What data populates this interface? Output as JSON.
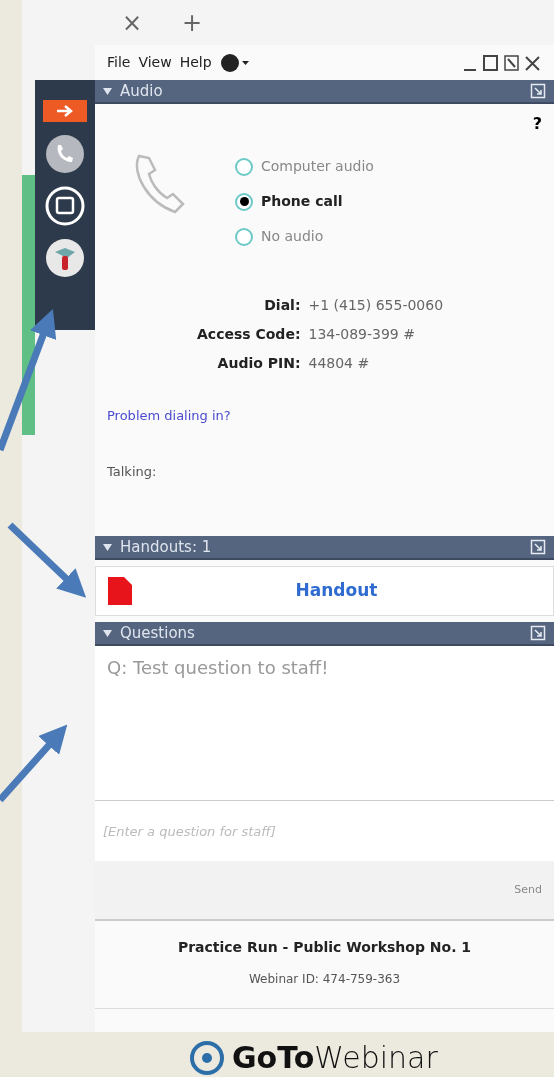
{
  "browser_tab": {
    "close": "×",
    "new_tab": "+"
  },
  "menu": [
    "File",
    "View",
    "Help"
  ],
  "audio": {
    "title": "Audio",
    "help": "?",
    "options": [
      {
        "label": "Computer audio",
        "selected": false
      },
      {
        "label": "Phone call",
        "selected": true
      },
      {
        "label": "No audio",
        "selected": false
      }
    ],
    "dial_info": [
      {
        "label": "Dial:",
        "value": "+1 (415) 655-0060"
      },
      {
        "label": "Access Code:",
        "value": "134-089-399 #"
      },
      {
        "label": "Audio PIN:",
        "value": "44804 #"
      }
    ],
    "link": "Problem dialing in?",
    "talking": "Talking:"
  },
  "handouts": {
    "title": "Handouts: 1",
    "items": [
      "Handout"
    ]
  },
  "questions": {
    "title": "Questions",
    "items": [
      "Q: Test question to staff!"
    ],
    "placeholder": "[Enter a question for staff]",
    "send": "Send"
  },
  "footer": {
    "title": "Practice Run - Public Workshop No. 1",
    "webinar_id": "Webinar ID: 474-759-363",
    "logo_bold": "GoTo",
    "logo_light": "Webinar"
  }
}
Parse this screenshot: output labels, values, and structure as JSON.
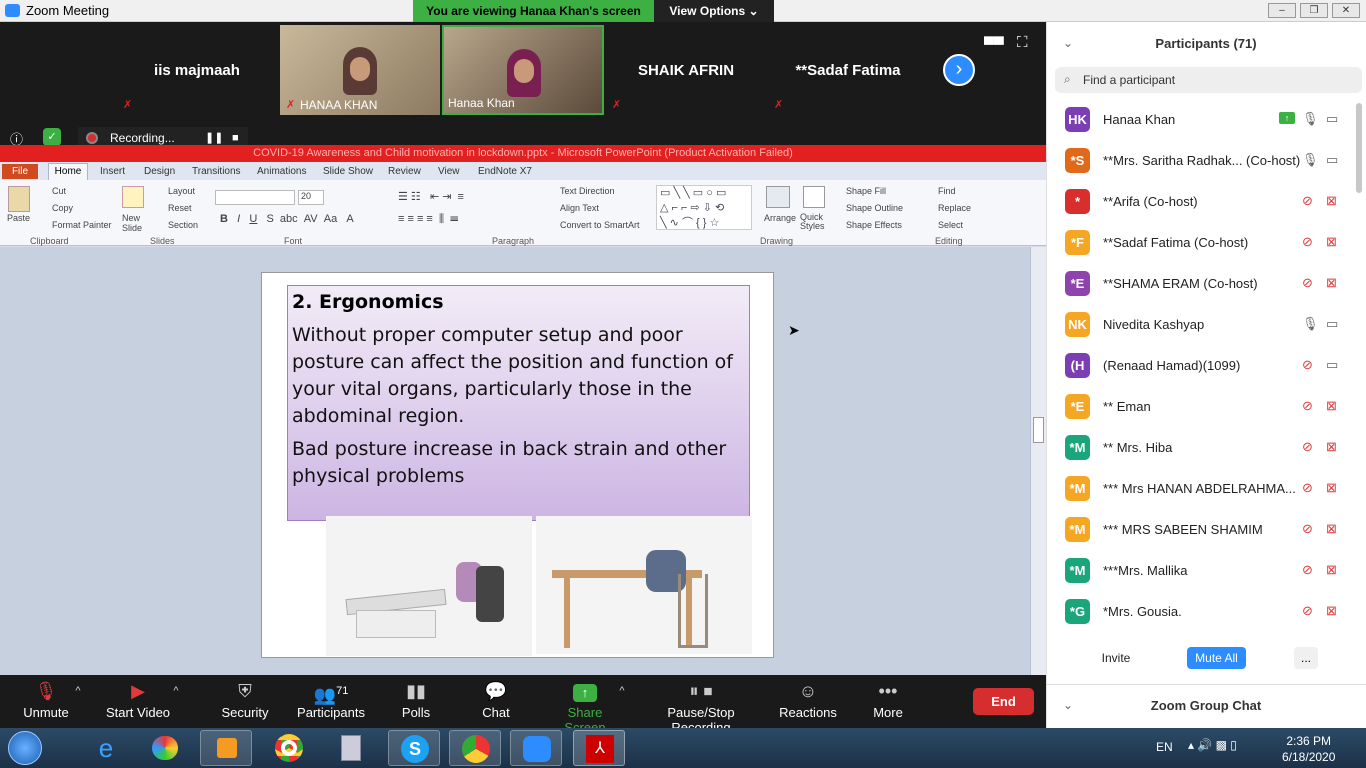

#### Aim of the task
Gather from the data above every line with the string "JSON".

#### Response to the task
What data populates this interface? Output as JSON.
Parse this screenshot: output labels, values, and structure as JSON.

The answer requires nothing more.